_Problem to solve_: Show all lines containing "unique" from the data below.

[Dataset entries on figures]

━━━━━━━━━━━━━━━━

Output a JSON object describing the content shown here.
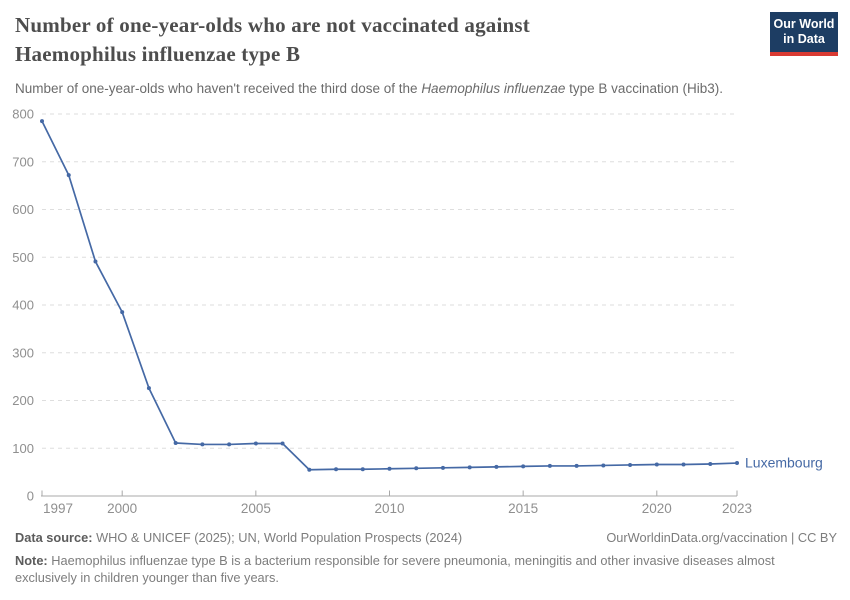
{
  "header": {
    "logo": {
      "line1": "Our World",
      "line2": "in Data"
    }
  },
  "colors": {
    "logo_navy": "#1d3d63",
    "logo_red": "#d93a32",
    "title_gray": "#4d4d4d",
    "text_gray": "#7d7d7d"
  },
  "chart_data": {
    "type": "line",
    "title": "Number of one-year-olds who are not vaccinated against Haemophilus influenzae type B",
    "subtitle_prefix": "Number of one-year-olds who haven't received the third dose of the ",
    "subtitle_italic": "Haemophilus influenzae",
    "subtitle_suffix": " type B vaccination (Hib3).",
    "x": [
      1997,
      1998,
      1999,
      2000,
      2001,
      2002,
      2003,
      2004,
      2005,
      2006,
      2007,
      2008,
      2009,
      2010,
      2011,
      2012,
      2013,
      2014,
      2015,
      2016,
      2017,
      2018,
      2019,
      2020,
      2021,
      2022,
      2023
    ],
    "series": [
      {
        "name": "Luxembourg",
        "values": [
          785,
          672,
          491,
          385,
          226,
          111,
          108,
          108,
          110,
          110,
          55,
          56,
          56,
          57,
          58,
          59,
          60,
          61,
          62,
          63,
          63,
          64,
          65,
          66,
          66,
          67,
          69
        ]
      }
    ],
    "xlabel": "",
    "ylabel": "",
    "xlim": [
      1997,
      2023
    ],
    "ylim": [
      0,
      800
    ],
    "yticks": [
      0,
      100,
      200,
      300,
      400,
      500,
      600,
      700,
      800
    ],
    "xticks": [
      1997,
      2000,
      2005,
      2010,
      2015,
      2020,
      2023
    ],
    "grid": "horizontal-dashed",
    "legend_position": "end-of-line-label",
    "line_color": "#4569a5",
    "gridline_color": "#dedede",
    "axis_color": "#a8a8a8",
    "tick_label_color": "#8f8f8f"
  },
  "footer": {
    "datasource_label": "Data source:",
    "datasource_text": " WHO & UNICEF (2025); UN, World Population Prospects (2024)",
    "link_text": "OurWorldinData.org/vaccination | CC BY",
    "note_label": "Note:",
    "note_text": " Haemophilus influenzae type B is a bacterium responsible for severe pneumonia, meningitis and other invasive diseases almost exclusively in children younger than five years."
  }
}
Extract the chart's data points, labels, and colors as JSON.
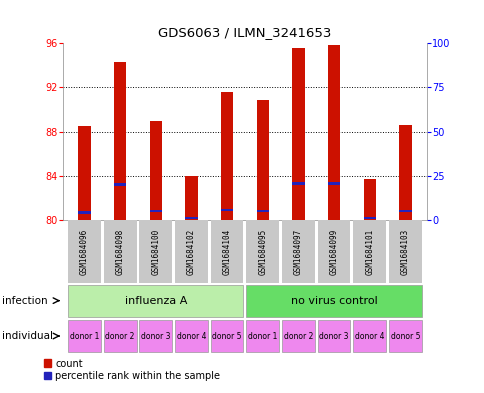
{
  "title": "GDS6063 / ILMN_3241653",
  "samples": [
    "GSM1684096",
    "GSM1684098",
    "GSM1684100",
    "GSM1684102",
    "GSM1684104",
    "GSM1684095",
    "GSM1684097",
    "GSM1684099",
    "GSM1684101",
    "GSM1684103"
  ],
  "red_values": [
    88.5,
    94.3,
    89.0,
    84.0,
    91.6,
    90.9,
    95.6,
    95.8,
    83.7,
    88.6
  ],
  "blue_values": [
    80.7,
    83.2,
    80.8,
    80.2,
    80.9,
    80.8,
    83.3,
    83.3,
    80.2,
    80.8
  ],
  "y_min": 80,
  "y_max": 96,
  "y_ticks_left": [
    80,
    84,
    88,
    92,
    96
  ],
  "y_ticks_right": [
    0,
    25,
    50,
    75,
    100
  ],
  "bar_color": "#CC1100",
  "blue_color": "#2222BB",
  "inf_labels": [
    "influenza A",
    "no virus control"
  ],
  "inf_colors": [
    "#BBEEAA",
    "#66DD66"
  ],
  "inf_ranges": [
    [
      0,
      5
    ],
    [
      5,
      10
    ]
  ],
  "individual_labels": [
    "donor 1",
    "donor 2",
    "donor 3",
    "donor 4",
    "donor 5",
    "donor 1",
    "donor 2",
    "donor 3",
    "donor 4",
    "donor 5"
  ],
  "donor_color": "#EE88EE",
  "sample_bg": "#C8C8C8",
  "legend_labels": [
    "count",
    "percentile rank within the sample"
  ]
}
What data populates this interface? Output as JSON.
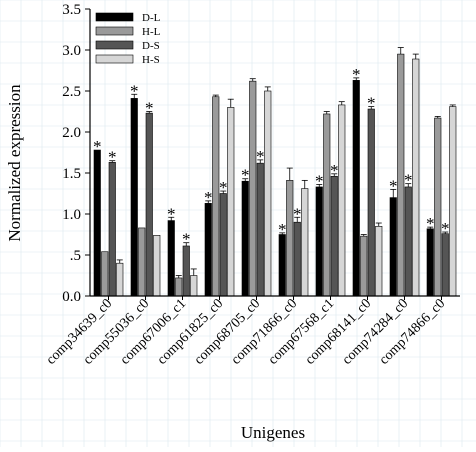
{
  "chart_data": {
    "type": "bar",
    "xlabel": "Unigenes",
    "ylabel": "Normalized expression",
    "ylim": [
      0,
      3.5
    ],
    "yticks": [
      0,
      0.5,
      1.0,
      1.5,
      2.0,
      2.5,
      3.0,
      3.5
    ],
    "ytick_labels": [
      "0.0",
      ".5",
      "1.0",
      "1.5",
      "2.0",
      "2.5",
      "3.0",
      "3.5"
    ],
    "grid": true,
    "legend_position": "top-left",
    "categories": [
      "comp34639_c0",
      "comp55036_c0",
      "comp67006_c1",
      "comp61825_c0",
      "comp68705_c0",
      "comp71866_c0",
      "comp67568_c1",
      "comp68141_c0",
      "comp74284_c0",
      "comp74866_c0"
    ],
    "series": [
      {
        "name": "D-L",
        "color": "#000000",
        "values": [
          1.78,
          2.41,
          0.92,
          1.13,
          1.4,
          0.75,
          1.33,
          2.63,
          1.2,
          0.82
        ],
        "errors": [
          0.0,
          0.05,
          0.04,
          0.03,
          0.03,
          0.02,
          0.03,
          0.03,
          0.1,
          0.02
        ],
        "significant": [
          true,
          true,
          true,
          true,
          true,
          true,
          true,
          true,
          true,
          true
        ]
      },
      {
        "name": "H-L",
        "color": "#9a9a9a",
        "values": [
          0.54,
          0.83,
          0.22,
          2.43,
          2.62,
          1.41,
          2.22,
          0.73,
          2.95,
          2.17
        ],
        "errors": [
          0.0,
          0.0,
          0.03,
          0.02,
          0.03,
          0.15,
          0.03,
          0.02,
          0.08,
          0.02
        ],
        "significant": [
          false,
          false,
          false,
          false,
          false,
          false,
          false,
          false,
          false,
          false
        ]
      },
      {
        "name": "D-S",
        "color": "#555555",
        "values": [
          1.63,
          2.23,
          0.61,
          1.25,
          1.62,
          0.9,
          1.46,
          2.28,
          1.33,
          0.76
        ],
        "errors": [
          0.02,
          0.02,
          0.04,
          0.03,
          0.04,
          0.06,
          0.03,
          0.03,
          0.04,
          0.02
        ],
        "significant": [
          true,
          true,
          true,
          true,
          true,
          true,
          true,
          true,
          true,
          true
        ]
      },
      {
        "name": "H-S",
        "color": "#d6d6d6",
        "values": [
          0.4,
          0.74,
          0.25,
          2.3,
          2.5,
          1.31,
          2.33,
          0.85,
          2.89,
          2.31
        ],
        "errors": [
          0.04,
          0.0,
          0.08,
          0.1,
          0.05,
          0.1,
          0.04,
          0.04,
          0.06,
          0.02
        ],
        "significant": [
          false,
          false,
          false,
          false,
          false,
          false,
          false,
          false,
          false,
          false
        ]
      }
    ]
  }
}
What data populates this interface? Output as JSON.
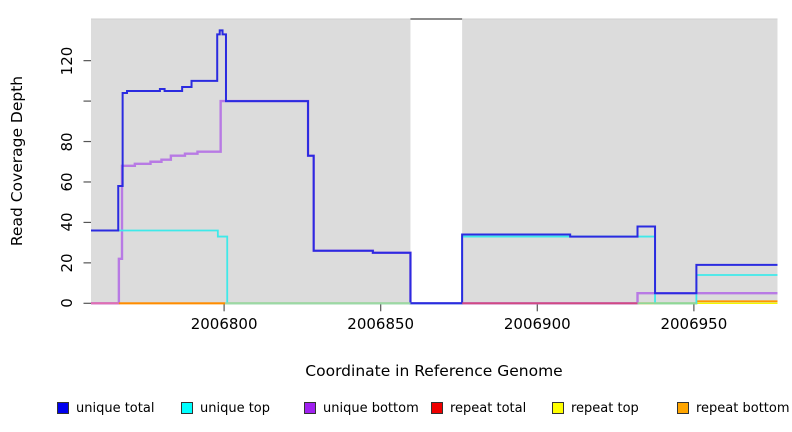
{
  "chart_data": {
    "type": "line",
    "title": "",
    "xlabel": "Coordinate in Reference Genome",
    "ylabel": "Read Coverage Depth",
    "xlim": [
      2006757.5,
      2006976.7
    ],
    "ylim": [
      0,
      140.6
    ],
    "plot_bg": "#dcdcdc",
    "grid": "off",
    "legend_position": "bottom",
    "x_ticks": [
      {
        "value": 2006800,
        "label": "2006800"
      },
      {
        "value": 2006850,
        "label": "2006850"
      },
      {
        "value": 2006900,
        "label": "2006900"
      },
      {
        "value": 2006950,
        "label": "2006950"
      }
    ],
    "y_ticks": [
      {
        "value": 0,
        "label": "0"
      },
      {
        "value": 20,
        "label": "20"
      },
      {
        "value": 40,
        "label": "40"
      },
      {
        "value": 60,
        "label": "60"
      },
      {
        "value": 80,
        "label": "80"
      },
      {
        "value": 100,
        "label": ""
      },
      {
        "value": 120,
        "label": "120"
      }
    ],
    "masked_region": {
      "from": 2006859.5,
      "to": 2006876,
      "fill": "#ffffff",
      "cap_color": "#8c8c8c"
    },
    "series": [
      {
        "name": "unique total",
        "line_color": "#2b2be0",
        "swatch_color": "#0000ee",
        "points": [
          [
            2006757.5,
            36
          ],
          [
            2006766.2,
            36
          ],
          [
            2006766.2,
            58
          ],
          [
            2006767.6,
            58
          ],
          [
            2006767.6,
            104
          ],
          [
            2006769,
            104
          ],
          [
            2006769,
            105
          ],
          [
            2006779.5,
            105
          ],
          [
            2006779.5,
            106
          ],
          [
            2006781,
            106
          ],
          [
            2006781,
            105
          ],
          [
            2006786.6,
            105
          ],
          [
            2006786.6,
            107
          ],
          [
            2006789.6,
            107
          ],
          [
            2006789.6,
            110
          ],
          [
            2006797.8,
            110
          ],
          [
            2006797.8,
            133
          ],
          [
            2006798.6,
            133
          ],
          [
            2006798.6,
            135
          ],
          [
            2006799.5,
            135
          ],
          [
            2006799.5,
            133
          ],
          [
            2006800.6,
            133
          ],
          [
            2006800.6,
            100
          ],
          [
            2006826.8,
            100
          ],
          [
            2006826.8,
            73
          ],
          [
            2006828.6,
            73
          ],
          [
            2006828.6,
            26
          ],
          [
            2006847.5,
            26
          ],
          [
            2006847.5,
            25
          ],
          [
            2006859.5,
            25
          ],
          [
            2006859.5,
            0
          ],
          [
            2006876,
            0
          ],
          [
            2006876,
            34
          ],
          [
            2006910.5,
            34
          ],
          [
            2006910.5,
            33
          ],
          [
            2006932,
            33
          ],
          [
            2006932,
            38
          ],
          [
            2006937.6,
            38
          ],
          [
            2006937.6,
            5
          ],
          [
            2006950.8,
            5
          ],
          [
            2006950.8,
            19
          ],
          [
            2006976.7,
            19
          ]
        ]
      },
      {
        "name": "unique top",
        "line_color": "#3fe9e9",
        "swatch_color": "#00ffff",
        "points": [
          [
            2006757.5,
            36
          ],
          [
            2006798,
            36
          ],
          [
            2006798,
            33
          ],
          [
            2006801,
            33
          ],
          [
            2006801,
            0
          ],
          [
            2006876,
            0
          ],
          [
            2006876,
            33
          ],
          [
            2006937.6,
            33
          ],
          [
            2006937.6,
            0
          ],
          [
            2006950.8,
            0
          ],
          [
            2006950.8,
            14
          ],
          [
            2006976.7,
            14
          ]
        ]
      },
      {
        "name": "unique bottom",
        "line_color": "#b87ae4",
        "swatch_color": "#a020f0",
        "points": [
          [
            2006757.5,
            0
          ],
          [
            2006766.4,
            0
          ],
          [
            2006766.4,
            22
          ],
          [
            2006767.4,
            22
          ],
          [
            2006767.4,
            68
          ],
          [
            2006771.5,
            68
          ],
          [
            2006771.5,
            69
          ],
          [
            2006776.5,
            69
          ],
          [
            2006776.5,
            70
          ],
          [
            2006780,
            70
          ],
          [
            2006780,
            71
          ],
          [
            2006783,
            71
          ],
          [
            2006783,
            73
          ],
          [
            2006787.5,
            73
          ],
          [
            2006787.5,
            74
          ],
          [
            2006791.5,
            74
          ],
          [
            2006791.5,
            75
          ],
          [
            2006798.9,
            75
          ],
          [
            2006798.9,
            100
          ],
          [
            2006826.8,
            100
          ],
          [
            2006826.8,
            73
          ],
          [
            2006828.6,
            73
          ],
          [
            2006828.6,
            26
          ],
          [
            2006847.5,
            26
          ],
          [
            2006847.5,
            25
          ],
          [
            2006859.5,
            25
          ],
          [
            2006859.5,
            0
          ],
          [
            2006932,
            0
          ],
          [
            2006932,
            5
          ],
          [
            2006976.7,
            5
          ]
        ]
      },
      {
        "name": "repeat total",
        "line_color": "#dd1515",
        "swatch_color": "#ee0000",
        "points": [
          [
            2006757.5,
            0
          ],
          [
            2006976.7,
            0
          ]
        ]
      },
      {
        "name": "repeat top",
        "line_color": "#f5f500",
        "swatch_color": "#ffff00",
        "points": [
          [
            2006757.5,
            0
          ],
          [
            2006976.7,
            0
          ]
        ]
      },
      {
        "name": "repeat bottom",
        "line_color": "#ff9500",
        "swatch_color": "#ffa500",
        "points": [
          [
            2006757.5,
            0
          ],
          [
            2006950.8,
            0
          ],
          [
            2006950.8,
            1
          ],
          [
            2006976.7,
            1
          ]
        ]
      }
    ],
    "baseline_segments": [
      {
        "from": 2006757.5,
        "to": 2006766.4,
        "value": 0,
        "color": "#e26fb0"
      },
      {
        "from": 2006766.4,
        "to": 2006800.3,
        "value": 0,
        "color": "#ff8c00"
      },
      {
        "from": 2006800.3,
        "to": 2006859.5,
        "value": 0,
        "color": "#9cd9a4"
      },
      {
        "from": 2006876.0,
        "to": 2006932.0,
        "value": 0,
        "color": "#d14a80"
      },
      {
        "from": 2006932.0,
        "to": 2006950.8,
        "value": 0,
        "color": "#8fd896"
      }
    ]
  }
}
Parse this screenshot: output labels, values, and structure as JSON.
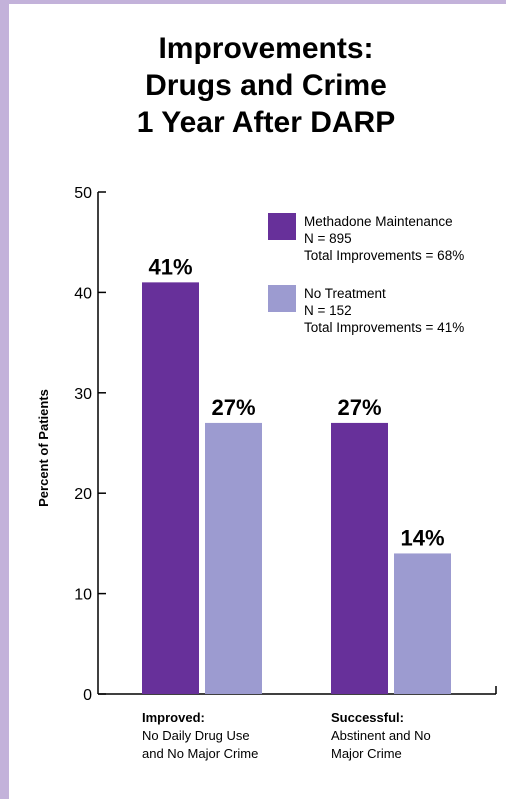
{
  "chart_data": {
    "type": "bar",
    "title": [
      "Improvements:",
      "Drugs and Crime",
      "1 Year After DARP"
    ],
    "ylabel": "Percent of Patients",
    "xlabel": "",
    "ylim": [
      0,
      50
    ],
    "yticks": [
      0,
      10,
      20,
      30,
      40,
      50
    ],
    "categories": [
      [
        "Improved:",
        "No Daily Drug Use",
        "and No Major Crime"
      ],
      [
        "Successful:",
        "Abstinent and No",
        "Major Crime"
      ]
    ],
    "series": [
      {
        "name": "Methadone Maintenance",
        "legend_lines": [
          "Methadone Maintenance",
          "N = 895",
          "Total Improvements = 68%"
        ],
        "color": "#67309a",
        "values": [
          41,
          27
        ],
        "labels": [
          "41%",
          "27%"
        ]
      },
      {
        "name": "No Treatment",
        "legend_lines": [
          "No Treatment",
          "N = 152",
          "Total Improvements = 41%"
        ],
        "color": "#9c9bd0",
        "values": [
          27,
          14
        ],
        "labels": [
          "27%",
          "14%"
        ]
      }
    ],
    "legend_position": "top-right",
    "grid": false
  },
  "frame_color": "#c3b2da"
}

━━━━━━━━━━━━━━━━

_Answer to this task_:
        "name": "unique total",
        "name": "unique top",
        "name": "unique bottom",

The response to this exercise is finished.